» To be done
Copy out the entries in full and with complete accuracy; pictures are excluded.

» Recorded data

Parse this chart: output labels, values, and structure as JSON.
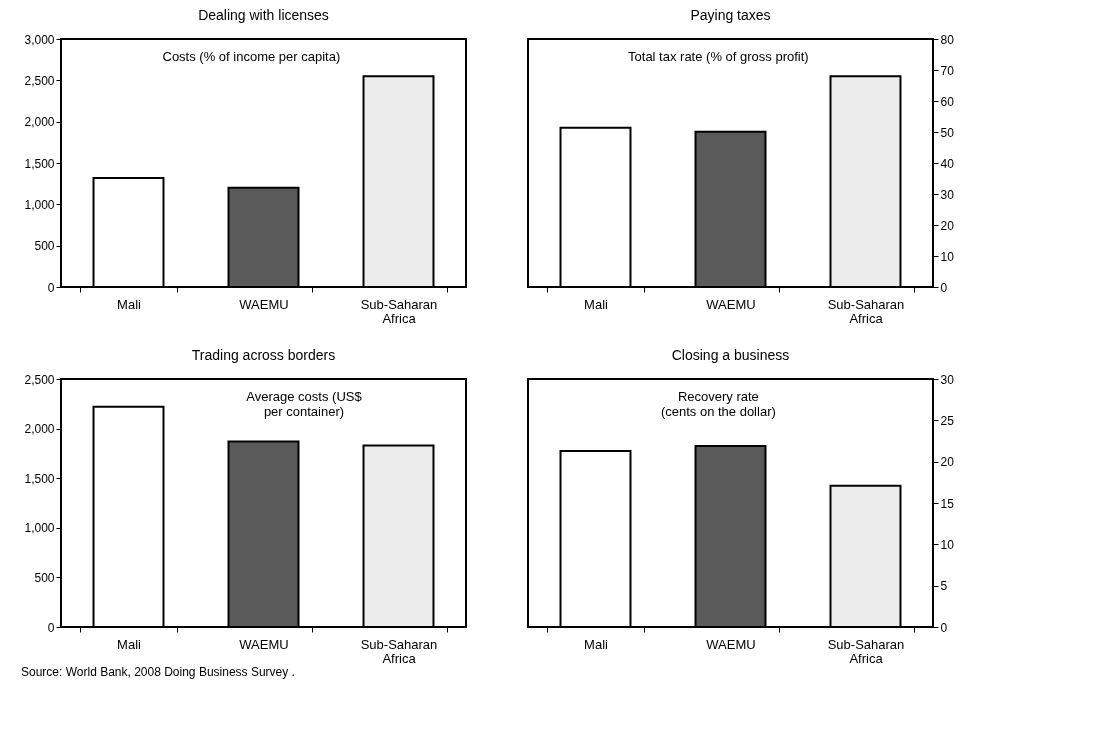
{
  "chart_data": [
    {
      "type": "bar",
      "title": "Dealing with licenses",
      "categories": [
        "Mali",
        "WAEMU",
        "Sub-Saharan Africa"
      ],
      "values": [
        1320,
        1200,
        2550
      ],
      "colors": [
        "#ffffff",
        "#5a5a5a",
        "#ececec"
      ],
      "ylim": [
        0,
        3000
      ],
      "yticks": [
        {
          "value": 0,
          "label": "0"
        },
        {
          "value": 500,
          "label": "500"
        },
        {
          "value": 1000,
          "label": "1,000"
        },
        {
          "value": 1500,
          "label": "1,500"
        },
        {
          "value": 2000,
          "label": "2,000"
        },
        {
          "value": 2500,
          "label": "2,500"
        },
        {
          "value": 3000,
          "label": "3,000"
        }
      ],
      "annotations": [
        "Costs (% of income per capita)"
      ]
    },
    {
      "type": "bar",
      "title": "Paying taxes",
      "categories": [
        "Mali",
        "WAEMU",
        "Sub-Saharan Africa"
      ],
      "series": [
        {
          "axis": "y2",
          "values": [
            51.4,
            50.1,
            68.0
          ]
        }
      ],
      "colors": [
        "#ffffff",
        "#5a5a5a",
        "#ececec"
      ],
      "y2lim": [
        0,
        80
      ],
      "y2ticks": [
        0,
        10,
        20,
        30,
        40,
        50,
        60,
        70,
        80
      ],
      "annotations": [
        "Total tax rate (% of gross profit)"
      ]
    },
    {
      "type": "bar",
      "title": "Trading across borders",
      "categories": [
        "Mali",
        "WAEMU",
        "Sub-Saharan Africa"
      ],
      "values": [
        2220,
        1870,
        1830
      ],
      "colors": [
        "#ffffff",
        "#5a5a5a",
        "#ececec"
      ],
      "ylim": [
        0,
        2500
      ],
      "yticks": [
        {
          "value": 0,
          "label": "0"
        },
        {
          "value": 500,
          "label": "500"
        },
        {
          "value": 1000,
          "label": "1,000"
        },
        {
          "value": 1500,
          "label": "1,500"
        },
        {
          "value": 2000,
          "label": "2,000"
        },
        {
          "value": 2500,
          "label": "2,500"
        }
      ],
      "annotations": [
        "Average costs (US$\nper container)",
        "Source:  World Bank, 2008 Doing Business Survey ."
      ]
    },
    {
      "type": "bar",
      "title": "Closing a business",
      "categories": [
        "Mali",
        "WAEMU",
        "Sub-Saharan Africa"
      ],
      "series": [
        {
          "axis": "y2",
          "values": [
            21.3,
            21.9,
            17.1
          ]
        }
      ],
      "colors": [
        "#ffffff",
        "#5a5a5a",
        "#ececec"
      ],
      "y2lim": [
        0,
        30
      ],
      "y2ticks": [
        0,
        5,
        10,
        15,
        20,
        25,
        30
      ],
      "annotations": [
        "Recovery rate\n(cents on the dollar)"
      ]
    }
  ]
}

» Written reply
Parse this chart: output labels, values, and structure as JSON.
{
  "chart_data": [
    {
      "type": "bar",
      "title": "Dealing with licenses",
      "categories": [
        "Mali",
        "WAEMU",
        "Sub-Saharan Africa"
      ],
      "values": [
        1320,
        1200,
        2550
      ],
      "colors": [
        "#ffffff",
        "#5a5a5a",
        "#ececec"
      ],
      "ylim": [
        0,
        3000
      ],
      "yticks": [
        {
          "value": 0,
          "label": "0"
        },
        {
          "value": 500,
          "label": "500"
        },
        {
          "value": 1000,
          "label": "1,000"
        },
        {
          "value": 1500,
          "label": "1,500"
        },
        {
          "value": 2000,
          "label": "2,000"
        },
        {
          "value": 2500,
          "label": "2,500"
        },
        {
          "value": 3000,
          "label": "3,000"
        }
      ],
      "annotations": [
        "Costs (% of income per capita)"
      ]
    },
    {
      "type": "bar",
      "title": "Paying taxes",
      "categories": [
        "Mali",
        "WAEMU",
        "Sub-Saharan Africa"
      ],
      "series": [
        {
          "axis": "y2",
          "values": [
            51.4,
            50.1,
            68.0
          ]
        }
      ],
      "colors": [
        "#ffffff",
        "#5a5a5a",
        "#ececec"
      ],
      "y2lim": [
        0,
        80
      ],
      "y2ticks": [
        0,
        10,
        20,
        30,
        40,
        50,
        60,
        70,
        80
      ],
      "annotations": [
        "Total tax rate (% of gross profit)"
      ]
    },
    {
      "type": "bar",
      "title": "Trading across borders",
      "categories": [
        "Mali",
        "WAEMU",
        "Sub-Saharan Africa"
      ],
      "values": [
        2220,
        1870,
        1830
      ],
      "colors": [
        "#ffffff",
        "#5a5a5a",
        "#ececec"
      ],
      "ylim": [
        0,
        2500
      ],
      "yticks": [
        {
          "value": 0,
          "label": "0"
        },
        {
          "value": 500,
          "label": "500"
        },
        {
          "value": 1000,
          "label": "1,000"
        },
        {
          "value": 1500,
          "label": "1,500"
        },
        {
          "value": 2000,
          "label": "2,000"
        },
        {
          "value": 2500,
          "label": "2,500"
        }
      ],
      "annotations": [
        "Average costs (US$\nper container)",
        "Source:  World Bank, 2008 Doing Business Survey ."
      ]
    },
    {
      "type": "bar",
      "title": "Closing a business",
      "categories": [
        "Mali",
        "WAEMU",
        "Sub-Saharan Africa"
      ],
      "series": [
        {
          "axis": "y2",
          "values": [
            21.3,
            21.9,
            17.1
          ]
        }
      ],
      "colors": [
        "#ffffff",
        "#5a5a5a",
        "#ececec"
      ],
      "y2lim": [
        0,
        30
      ],
      "y2ticks": [
        0,
        5,
        10,
        15,
        20,
        25,
        30
      ],
      "annotations": [
        "Recovery rate\n(cents on the dollar)"
      ]
    }
  ]
}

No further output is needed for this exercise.